Task:
State the number of lines where "away" appears. Add nothing else.

Items:
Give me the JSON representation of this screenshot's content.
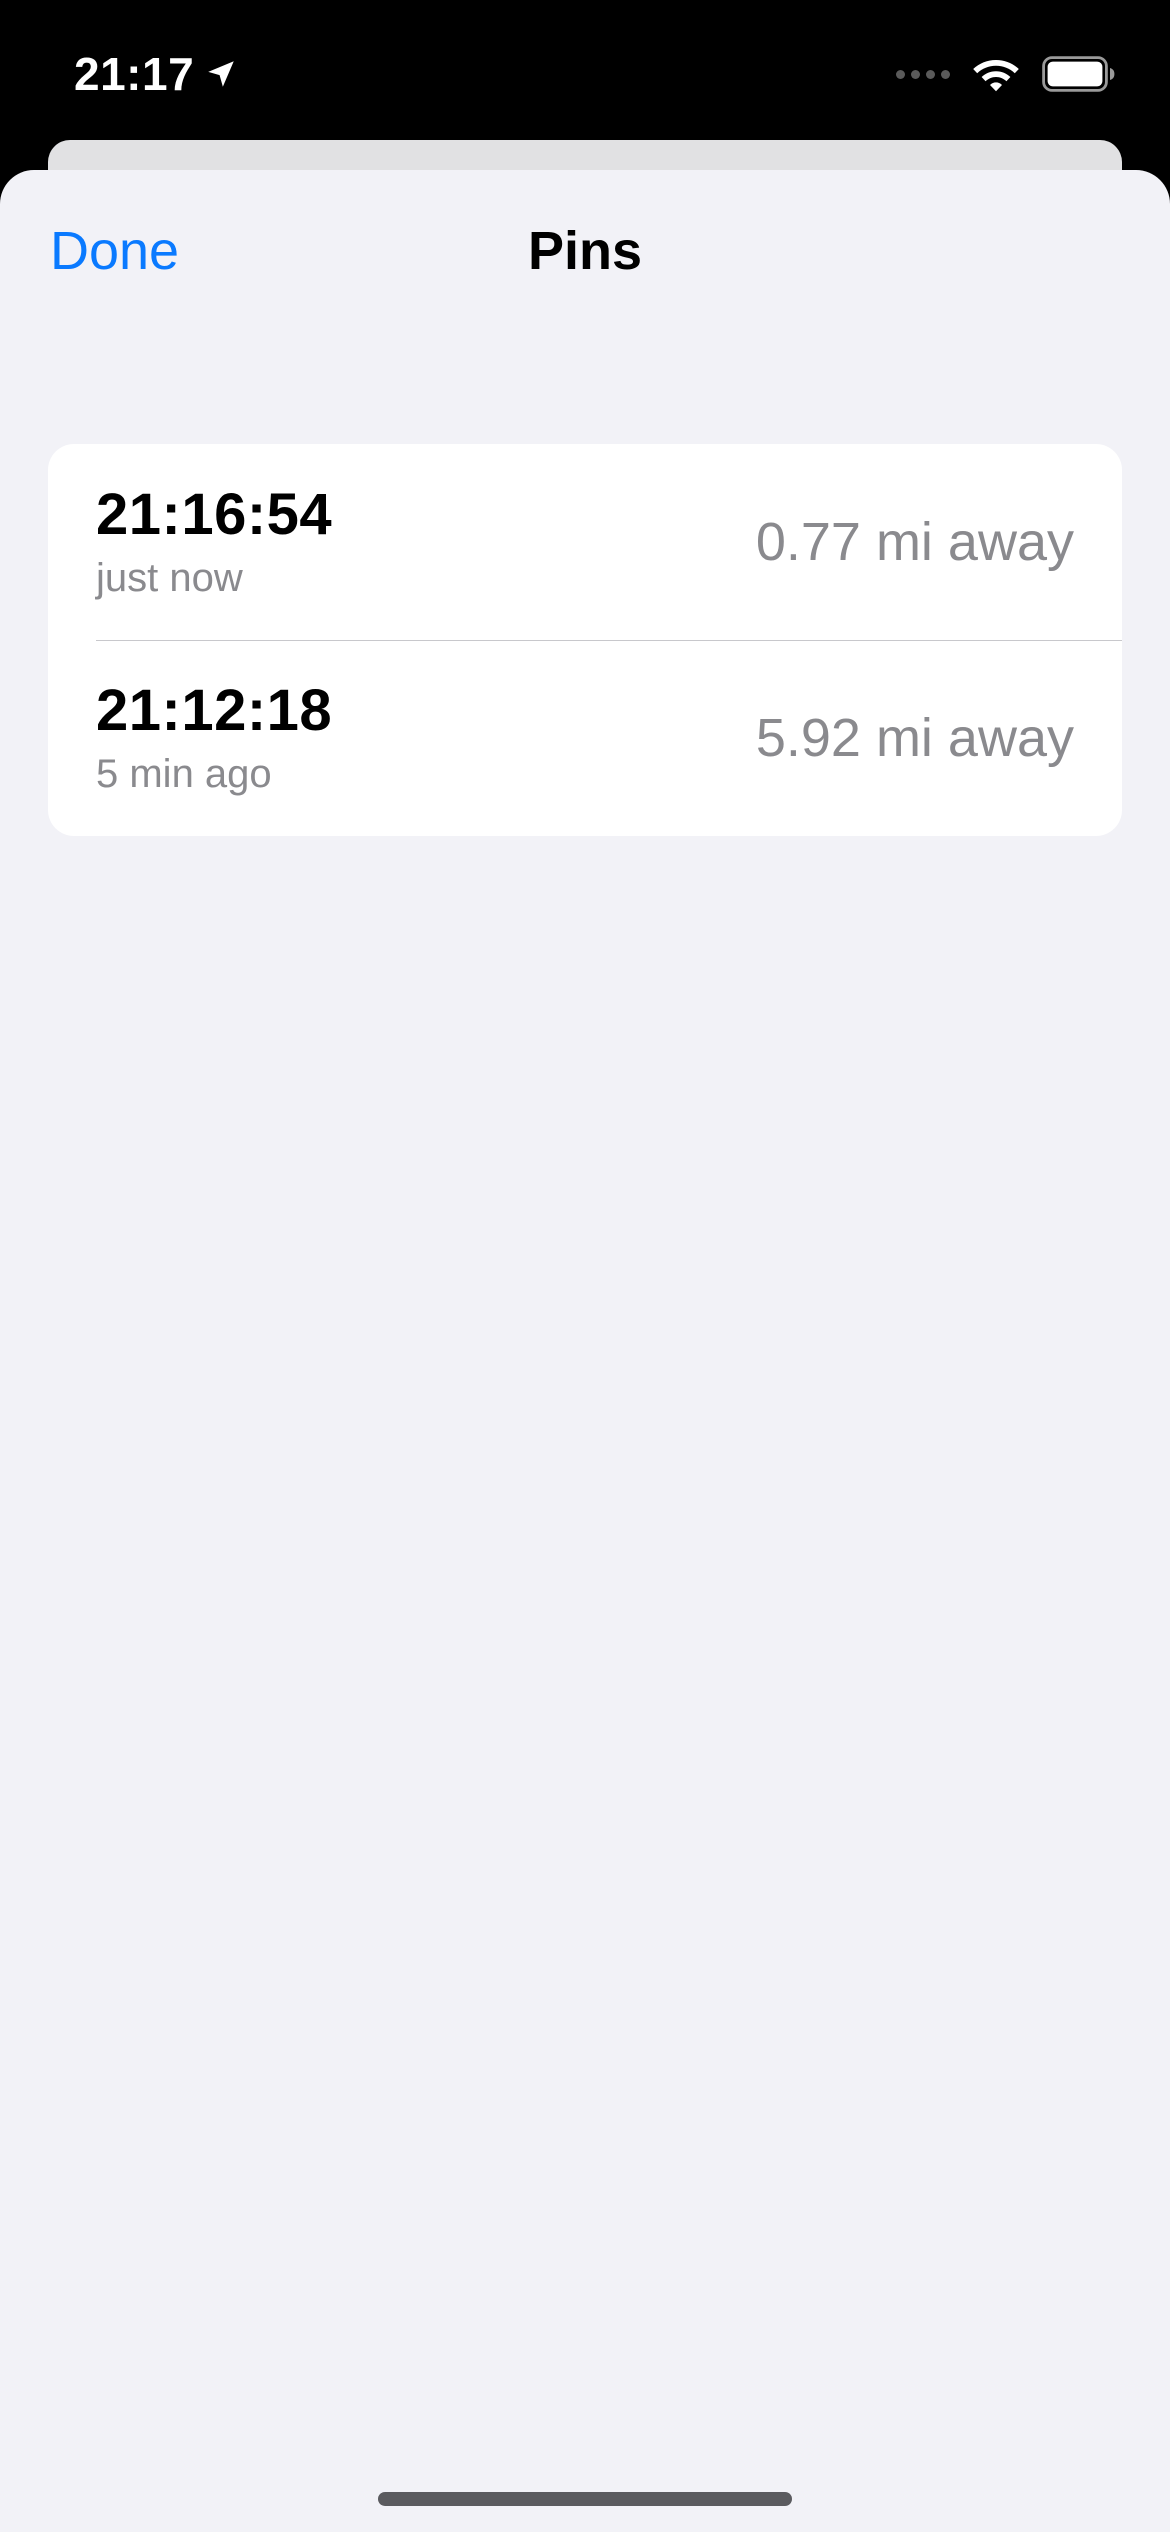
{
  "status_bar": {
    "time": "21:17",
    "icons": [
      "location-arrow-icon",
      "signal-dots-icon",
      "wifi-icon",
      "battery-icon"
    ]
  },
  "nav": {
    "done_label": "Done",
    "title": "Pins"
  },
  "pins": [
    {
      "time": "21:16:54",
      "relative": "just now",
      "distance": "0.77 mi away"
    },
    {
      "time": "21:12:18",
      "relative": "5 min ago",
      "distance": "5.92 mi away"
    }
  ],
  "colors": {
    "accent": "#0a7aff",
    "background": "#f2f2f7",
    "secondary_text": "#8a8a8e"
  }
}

Output of the task:
2